**The problem**
Make an exact copy of the records, with the images left out.

**Raw data**
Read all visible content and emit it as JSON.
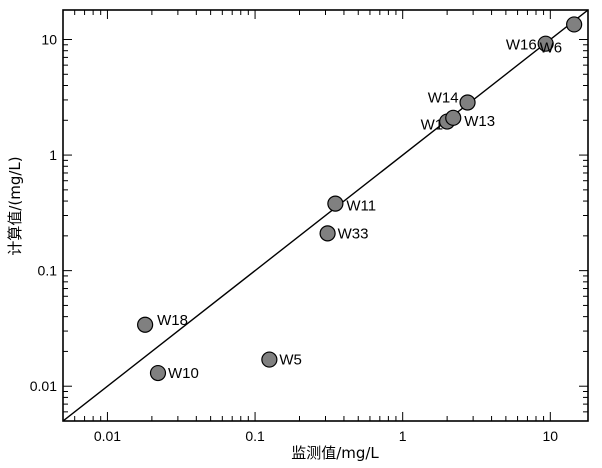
{
  "chart_data": {
    "type": "scatter",
    "xlabel": "监测值/mg/L",
    "ylabel": "计算值/(mg/L)",
    "xscale": "log",
    "yscale": "log",
    "xlim": [
      0.005,
      18
    ],
    "ylim": [
      0.005,
      18
    ],
    "xticks": [
      0.01,
      0.1,
      1,
      10
    ],
    "yticks": [
      0.01,
      0.1,
      1,
      10
    ],
    "xtick_labels": [
      "0.01",
      "0.1",
      "1",
      "10"
    ],
    "ytick_labels": [
      "0.01",
      "0.1",
      "1",
      "10"
    ],
    "grid": false,
    "legend": "none",
    "reference_line": "1:1",
    "point_color": "#808080",
    "points": [
      {
        "label": "W18",
        "x": 0.018,
        "y": 0.034
      },
      {
        "label": "W10",
        "x": 0.022,
        "y": 0.013
      },
      {
        "label": "W5",
        "x": 0.125,
        "y": 0.017
      },
      {
        "label": "W33",
        "x": 0.31,
        "y": 0.21
      },
      {
        "label": "W11",
        "x": 0.35,
        "y": 0.38
      },
      {
        "label": "W1",
        "x": 2.0,
        "y": 1.95
      },
      {
        "label": "W13",
        "x": 2.2,
        "y": 2.1
      },
      {
        "label": "W14",
        "x": 2.75,
        "y": 2.85
      },
      {
        "label": "W16",
        "x": 9.3,
        "y": 9.2
      },
      {
        "label": "W6",
        "x": 14.5,
        "y": 13.5
      }
    ]
  }
}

**Complete output**
Read all visible content and emit it as JSON.
{
  "chart_data": {
    "type": "scatter",
    "xlabel": "监测值/mg/L",
    "ylabel": "计算值/(mg/L)",
    "xscale": "log",
    "yscale": "log",
    "xlim": [
      0.005,
      18
    ],
    "ylim": [
      0.005,
      18
    ],
    "xticks": [
      0.01,
      0.1,
      1,
      10
    ],
    "yticks": [
      0.01,
      0.1,
      1,
      10
    ],
    "xtick_labels": [
      "0.01",
      "0.1",
      "1",
      "10"
    ],
    "ytick_labels": [
      "0.01",
      "0.1",
      "1",
      "10"
    ],
    "grid": false,
    "legend": "none",
    "reference_line": "1:1",
    "point_color": "#808080",
    "points": [
      {
        "label": "W18",
        "x": 0.018,
        "y": 0.034
      },
      {
        "label": "W10",
        "x": 0.022,
        "y": 0.013
      },
      {
        "label": "W5",
        "x": 0.125,
        "y": 0.017
      },
      {
        "label": "W33",
        "x": 0.31,
        "y": 0.21
      },
      {
        "label": "W11",
        "x": 0.35,
        "y": 0.38
      },
      {
        "label": "W1",
        "x": 2.0,
        "y": 1.95
      },
      {
        "label": "W13",
        "x": 2.2,
        "y": 2.1
      },
      {
        "label": "W14",
        "x": 2.75,
        "y": 2.85
      },
      {
        "label": "W16",
        "x": 9.3,
        "y": 9.2
      },
      {
        "label": "W6",
        "x": 14.5,
        "y": 13.5
      }
    ]
  }
}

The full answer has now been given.